▶ Data for the task:
━━━━━━━━━━━━━━━━━━━━
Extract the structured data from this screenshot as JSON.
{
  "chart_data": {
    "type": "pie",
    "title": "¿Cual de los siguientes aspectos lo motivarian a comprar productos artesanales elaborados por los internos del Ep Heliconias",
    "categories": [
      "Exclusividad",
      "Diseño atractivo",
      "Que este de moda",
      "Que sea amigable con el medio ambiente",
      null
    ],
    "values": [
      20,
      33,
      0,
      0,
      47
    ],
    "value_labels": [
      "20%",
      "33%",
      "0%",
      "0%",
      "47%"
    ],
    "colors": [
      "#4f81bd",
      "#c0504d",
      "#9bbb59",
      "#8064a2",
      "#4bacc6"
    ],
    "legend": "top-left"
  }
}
━━━━━━━━━━━━━━━━━━━━
▶ Given problem:
Print the material verbatim, all of it.

▶ Answer to the exercise:
Extract the structured data from this screenshot as JSON.
{
  "chart_data": {
    "type": "pie",
    "title": "¿Cual de los siguientes aspectos lo motivarian a comprar productos artesanales elaborados por los internos del Ep Heliconias",
    "categories": [
      "Exclusividad",
      "Diseño atractivo",
      "Que este de moda",
      "Que sea amigable con el medio ambiente",
      null
    ],
    "values": [
      20,
      33,
      0,
      0,
      47
    ],
    "value_labels": [
      "20%",
      "33%",
      "0%",
      "0%",
      "47%"
    ],
    "colors": [
      "#4f81bd",
      "#c0504d",
      "#9bbb59",
      "#8064a2",
      "#4bacc6"
    ],
    "legend": "top-left"
  }
}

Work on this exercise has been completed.